● **LISTED ENTRIES**:
===============

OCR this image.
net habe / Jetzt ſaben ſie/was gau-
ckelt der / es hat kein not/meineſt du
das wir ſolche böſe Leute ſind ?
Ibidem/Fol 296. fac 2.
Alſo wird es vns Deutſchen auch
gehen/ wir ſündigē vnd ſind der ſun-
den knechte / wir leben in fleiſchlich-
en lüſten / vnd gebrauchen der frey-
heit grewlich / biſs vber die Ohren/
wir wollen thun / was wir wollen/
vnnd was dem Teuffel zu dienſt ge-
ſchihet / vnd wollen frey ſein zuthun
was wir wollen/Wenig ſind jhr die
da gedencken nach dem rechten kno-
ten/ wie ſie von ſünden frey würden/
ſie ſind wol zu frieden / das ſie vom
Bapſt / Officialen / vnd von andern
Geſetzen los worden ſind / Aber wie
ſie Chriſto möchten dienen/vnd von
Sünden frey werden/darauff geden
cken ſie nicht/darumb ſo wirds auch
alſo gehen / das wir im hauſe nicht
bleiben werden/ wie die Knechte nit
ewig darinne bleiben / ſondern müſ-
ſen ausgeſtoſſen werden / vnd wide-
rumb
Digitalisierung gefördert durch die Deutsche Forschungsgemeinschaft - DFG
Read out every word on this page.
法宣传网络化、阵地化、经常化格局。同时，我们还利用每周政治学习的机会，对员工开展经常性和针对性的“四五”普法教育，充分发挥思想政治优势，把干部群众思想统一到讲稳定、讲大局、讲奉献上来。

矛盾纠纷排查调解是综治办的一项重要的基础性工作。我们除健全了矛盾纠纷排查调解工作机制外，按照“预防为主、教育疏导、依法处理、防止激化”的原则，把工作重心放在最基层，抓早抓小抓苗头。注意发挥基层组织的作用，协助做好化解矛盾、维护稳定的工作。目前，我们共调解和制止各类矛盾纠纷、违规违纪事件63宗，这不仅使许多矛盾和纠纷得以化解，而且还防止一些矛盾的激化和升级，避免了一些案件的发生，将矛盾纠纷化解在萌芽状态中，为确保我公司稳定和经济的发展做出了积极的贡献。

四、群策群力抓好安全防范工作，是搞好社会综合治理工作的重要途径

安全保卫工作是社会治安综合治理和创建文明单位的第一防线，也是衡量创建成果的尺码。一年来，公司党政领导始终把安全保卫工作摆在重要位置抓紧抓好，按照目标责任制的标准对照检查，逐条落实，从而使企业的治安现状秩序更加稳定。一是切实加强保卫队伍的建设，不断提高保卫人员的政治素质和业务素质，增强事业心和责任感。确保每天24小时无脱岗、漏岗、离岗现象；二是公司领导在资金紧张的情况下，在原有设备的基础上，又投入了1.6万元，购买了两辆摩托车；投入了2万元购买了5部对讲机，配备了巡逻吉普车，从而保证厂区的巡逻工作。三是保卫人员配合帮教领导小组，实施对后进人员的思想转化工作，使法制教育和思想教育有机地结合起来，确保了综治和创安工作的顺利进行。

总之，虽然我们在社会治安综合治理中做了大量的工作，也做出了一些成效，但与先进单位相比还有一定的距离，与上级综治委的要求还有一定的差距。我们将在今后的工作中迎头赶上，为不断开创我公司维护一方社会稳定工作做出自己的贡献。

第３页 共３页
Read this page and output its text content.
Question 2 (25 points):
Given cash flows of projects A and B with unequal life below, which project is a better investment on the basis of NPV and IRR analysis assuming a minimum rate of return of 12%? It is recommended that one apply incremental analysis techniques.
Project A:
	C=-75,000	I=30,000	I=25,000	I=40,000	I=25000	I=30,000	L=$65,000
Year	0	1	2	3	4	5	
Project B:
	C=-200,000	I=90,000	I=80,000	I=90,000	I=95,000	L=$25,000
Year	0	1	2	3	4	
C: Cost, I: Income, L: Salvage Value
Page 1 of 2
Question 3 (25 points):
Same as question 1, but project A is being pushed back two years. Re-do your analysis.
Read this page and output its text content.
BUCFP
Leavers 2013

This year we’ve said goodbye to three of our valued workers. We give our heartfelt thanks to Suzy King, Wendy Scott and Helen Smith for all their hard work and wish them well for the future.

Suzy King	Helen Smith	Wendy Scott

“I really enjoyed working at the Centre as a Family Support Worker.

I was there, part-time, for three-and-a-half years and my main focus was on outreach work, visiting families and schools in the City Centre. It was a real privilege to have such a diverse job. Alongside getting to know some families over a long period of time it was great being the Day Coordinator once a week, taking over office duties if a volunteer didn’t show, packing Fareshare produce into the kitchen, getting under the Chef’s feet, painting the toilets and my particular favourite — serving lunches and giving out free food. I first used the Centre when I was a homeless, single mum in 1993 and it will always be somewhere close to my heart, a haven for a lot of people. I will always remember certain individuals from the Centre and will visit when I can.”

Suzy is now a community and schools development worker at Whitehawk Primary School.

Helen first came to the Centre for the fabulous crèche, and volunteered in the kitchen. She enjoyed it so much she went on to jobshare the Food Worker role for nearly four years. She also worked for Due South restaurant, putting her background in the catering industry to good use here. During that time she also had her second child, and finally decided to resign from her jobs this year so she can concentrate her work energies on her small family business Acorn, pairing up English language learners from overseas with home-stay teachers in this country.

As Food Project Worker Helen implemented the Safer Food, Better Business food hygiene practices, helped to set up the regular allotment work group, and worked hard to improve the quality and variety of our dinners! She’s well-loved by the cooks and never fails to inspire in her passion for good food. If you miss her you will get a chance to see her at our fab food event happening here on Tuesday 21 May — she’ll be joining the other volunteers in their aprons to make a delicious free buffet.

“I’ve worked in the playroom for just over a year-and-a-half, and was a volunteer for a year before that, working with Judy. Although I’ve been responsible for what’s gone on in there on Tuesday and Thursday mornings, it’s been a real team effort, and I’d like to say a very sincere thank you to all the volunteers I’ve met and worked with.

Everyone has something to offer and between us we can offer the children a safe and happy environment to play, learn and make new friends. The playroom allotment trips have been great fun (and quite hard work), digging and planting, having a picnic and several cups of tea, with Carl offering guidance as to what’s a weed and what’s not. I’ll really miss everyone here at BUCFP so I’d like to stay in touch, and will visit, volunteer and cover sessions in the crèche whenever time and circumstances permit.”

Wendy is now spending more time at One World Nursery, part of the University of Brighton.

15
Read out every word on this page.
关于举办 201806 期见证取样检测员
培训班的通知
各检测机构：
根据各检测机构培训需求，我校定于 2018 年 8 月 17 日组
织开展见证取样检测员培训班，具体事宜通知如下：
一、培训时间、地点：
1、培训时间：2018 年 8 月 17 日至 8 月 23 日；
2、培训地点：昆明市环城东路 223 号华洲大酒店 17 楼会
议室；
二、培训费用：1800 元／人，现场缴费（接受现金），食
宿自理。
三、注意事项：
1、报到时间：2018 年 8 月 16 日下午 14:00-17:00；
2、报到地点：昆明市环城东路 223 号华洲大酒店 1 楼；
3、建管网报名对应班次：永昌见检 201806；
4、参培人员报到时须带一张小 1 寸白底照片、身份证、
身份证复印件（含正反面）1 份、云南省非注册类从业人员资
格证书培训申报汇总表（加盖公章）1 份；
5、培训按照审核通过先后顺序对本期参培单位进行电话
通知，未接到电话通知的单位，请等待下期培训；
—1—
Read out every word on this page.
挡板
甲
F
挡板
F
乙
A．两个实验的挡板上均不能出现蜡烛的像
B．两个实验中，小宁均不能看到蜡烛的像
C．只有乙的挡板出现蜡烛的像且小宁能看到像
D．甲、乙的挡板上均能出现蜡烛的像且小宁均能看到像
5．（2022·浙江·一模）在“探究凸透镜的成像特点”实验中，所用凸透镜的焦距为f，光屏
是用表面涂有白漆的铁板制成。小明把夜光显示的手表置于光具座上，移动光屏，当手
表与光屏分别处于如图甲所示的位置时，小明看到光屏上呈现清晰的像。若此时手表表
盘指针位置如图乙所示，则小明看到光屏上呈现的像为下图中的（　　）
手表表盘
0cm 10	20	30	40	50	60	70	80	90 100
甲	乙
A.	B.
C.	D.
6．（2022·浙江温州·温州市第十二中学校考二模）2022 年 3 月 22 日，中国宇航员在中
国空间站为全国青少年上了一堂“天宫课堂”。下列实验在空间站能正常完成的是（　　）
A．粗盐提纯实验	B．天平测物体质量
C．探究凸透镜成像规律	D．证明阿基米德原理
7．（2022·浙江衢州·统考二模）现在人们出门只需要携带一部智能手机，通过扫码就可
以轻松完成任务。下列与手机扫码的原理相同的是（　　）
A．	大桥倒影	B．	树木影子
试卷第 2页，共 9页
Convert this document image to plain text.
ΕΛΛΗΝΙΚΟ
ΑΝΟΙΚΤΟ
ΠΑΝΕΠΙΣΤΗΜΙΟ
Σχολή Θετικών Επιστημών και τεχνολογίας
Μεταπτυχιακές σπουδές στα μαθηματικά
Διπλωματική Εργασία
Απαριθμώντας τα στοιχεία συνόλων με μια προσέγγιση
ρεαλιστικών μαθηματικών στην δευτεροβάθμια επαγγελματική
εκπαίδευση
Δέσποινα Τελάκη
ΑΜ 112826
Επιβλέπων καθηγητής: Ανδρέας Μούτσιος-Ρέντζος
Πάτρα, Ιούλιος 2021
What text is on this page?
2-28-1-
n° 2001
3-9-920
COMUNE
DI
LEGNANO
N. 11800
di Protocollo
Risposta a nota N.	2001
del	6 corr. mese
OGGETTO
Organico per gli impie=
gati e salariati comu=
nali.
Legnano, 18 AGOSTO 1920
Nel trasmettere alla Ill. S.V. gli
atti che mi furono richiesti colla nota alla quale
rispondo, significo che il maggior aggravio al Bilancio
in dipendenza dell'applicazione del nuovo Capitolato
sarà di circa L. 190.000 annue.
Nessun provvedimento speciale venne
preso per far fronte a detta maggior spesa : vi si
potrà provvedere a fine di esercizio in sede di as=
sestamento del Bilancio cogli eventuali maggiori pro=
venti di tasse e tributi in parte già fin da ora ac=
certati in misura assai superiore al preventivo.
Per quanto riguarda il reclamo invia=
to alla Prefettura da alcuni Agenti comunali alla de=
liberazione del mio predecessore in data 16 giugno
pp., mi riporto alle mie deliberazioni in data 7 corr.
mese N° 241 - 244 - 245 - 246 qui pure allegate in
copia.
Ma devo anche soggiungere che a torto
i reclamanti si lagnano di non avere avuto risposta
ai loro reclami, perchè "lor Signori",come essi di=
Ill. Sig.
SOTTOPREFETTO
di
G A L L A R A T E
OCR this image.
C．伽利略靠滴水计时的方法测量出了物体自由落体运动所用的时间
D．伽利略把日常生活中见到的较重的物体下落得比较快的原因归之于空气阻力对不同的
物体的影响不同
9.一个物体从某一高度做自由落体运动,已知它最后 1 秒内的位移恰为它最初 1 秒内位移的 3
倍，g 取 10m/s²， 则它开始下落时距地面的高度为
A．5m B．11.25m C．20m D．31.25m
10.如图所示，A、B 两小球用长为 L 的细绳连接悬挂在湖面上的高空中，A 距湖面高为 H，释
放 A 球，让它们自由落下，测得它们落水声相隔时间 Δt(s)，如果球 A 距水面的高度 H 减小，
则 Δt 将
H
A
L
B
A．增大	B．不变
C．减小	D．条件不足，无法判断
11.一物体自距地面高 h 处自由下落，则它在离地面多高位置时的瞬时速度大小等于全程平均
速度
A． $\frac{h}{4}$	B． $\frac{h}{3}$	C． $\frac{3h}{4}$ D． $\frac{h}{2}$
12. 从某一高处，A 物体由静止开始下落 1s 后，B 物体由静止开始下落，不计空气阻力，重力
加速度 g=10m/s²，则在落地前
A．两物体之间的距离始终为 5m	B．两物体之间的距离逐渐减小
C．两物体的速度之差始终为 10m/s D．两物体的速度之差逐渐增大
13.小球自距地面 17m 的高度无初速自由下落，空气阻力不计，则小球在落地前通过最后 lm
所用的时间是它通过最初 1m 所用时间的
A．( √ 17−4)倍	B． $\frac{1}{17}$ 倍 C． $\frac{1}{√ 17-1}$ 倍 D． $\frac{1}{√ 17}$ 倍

===============

● **EXERCISE OBJECTIVE**:
Among the lines above, count those containing the word "Suzy" and give nothing but the result.

● **SOLUTION TO THE PROBLEM**:
3